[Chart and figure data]
☆ ☆ ☆ ☆ ☆

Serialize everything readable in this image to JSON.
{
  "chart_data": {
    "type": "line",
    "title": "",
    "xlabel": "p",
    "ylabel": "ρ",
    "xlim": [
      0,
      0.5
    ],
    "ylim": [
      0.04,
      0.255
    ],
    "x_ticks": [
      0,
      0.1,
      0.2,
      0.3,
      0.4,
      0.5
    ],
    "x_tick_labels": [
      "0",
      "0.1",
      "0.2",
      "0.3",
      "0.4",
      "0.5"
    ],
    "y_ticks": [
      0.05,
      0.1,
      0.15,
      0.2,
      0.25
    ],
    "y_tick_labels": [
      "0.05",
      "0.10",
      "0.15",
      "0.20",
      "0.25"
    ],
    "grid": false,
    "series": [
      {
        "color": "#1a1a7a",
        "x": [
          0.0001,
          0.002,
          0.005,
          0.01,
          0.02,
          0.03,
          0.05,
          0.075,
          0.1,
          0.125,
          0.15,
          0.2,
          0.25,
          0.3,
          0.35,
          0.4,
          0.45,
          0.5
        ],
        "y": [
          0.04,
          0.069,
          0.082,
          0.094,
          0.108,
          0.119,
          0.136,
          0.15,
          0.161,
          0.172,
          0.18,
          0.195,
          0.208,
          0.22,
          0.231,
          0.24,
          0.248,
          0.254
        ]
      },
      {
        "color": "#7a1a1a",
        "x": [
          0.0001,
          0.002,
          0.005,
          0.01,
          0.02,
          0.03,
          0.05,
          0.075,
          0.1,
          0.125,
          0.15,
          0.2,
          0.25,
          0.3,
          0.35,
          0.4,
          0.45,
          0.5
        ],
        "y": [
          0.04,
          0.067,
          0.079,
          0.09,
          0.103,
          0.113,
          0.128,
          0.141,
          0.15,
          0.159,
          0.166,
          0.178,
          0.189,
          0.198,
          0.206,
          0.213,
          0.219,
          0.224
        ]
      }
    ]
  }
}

☆ ☆ ☆ ☆ ☆

* GOAL OF THE EXERCISE
Write out all the records above again, exactly as they stand.

* RESULT FOR THIS TASK
Serialize everything readable in this image to JSON.
{
  "chart_data": {
    "type": "line",
    "title": "",
    "xlabel": "p",
    "ylabel": "ρ",
    "xlim": [
      0,
      0.5
    ],
    "ylim": [
      0.04,
      0.255
    ],
    "x_ticks": [
      0,
      0.1,
      0.2,
      0.3,
      0.4,
      0.5
    ],
    "x_tick_labels": [
      "0",
      "0.1",
      "0.2",
      "0.3",
      "0.4",
      "0.5"
    ],
    "y_ticks": [
      0.05,
      0.1,
      0.15,
      0.2,
      0.25
    ],
    "y_tick_labels": [
      "0.05",
      "0.10",
      "0.15",
      "0.20",
      "0.25"
    ],
    "grid": false,
    "series": [
      {
        "color": "#1a1a7a",
        "x": [
          0.0001,
          0.002,
          0.005,
          0.01,
          0.02,
          0.03,
          0.05,
          0.075,
          0.1,
          0.125,
          0.15,
          0.2,
          0.25,
          0.3,
          0.35,
          0.4,
          0.45,
          0.5
        ],
        "y": [
          0.04,
          0.069,
          0.082,
          0.094,
          0.108,
          0.119,
          0.136,
          0.15,
          0.161,
          0.172,
          0.18,
          0.195,
          0.208,
          0.22,
          0.231,
          0.24,
          0.248,
          0.254
        ]
      },
      {
        "color": "#7a1a1a",
        "x": [
          0.0001,
          0.002,
          0.005,
          0.01,
          0.02,
          0.03,
          0.05,
          0.075,
          0.1,
          0.125,
          0.15,
          0.2,
          0.25,
          0.3,
          0.35,
          0.4,
          0.45,
          0.5
        ],
        "y": [
          0.04,
          0.067,
          0.079,
          0.09,
          0.103,
          0.113,
          0.128,
          0.141,
          0.15,
          0.159,
          0.166,
          0.178,
          0.189,
          0.198,
          0.206,
          0.213,
          0.219,
          0.224
        ]
      }
    ]
  }
}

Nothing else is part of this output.